▶ [Data for processing]
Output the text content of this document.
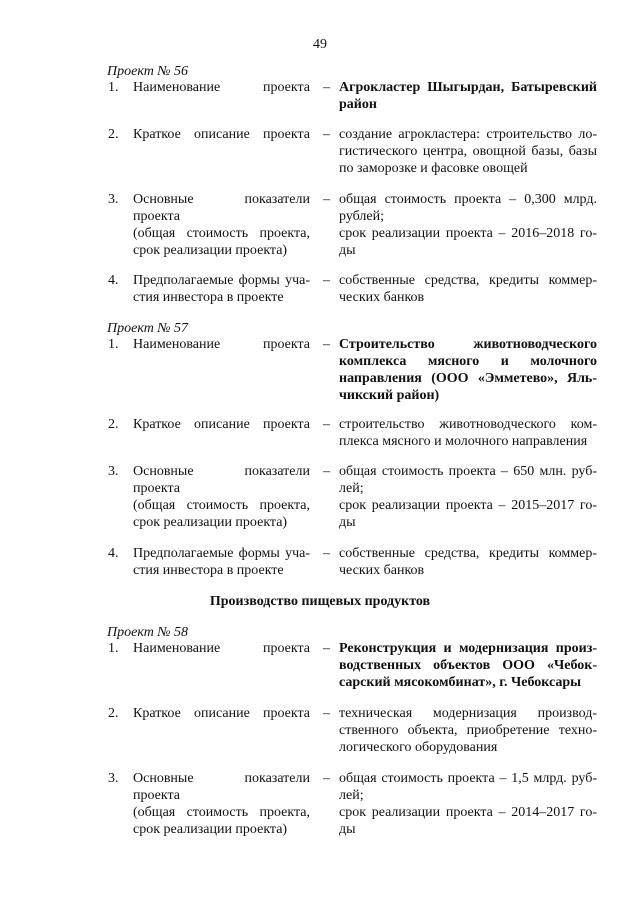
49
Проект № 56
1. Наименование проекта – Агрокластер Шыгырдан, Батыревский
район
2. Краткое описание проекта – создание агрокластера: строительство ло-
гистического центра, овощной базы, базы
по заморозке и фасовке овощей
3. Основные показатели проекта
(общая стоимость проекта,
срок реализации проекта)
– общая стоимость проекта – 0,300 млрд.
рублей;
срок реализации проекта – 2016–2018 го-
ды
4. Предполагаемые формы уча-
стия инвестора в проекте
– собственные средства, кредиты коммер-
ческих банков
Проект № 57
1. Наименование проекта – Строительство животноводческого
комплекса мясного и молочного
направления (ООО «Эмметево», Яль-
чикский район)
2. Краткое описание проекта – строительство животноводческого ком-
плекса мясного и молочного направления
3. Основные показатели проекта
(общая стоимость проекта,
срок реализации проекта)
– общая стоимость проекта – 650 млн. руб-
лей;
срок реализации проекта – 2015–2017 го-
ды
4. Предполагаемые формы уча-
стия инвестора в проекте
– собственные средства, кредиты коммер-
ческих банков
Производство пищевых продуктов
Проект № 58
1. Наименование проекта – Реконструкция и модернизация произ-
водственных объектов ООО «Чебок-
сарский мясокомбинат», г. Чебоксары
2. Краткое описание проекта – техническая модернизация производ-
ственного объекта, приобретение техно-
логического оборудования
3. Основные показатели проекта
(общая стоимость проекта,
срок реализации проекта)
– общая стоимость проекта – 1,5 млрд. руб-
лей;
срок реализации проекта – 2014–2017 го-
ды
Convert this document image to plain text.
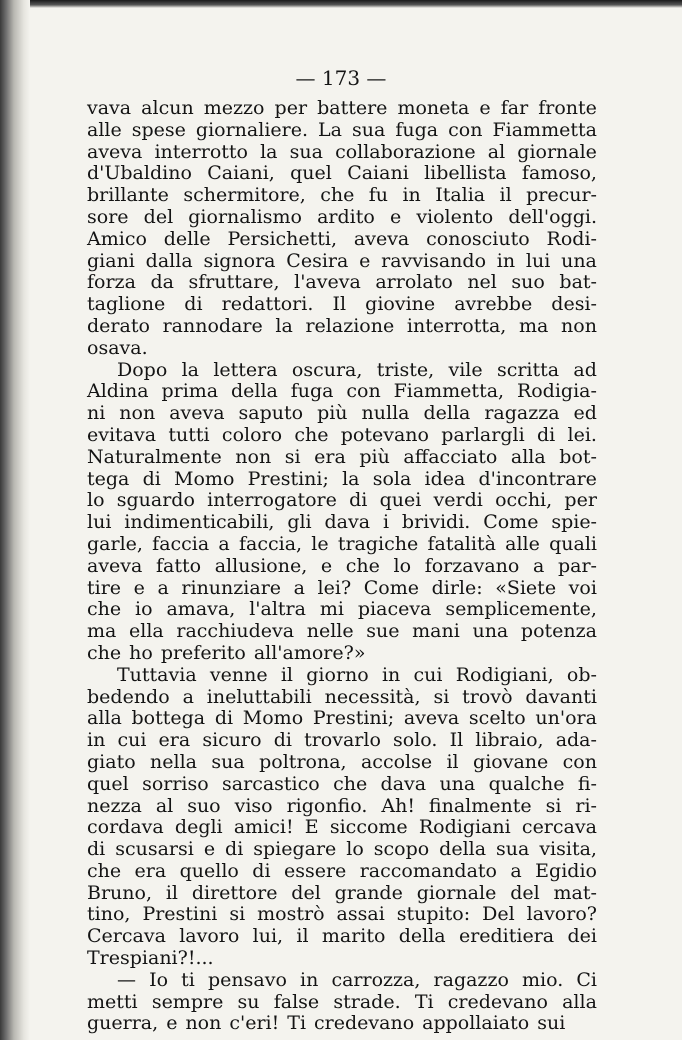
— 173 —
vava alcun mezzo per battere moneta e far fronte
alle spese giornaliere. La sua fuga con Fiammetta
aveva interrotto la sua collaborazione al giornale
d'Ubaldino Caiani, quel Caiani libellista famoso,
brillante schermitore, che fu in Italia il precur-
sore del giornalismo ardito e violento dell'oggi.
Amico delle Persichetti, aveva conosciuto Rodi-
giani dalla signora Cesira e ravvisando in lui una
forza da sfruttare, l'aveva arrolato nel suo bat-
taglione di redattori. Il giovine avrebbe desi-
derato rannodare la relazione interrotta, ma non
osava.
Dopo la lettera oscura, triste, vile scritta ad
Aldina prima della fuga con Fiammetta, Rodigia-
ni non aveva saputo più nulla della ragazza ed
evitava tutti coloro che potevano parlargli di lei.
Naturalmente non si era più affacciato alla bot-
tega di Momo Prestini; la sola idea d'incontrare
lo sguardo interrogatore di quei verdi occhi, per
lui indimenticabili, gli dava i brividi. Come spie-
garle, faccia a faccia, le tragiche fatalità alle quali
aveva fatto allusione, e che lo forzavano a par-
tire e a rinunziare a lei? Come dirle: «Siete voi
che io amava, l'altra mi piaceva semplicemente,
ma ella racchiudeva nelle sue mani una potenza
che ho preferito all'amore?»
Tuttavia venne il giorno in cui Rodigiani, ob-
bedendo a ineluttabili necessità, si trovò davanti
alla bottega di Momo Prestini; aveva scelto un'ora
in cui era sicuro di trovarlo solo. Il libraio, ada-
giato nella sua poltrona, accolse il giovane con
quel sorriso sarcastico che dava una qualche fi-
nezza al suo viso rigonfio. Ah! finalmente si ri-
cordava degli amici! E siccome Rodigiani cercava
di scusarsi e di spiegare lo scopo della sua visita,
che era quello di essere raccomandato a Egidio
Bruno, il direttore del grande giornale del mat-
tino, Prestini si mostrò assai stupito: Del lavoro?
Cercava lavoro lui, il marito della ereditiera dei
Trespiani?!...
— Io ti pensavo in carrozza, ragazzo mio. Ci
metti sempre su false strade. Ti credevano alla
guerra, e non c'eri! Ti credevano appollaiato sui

▶ [Goal] Count how many lines include the string "модернизация". Nothing but the number is needed.

▶ [Task answer] 2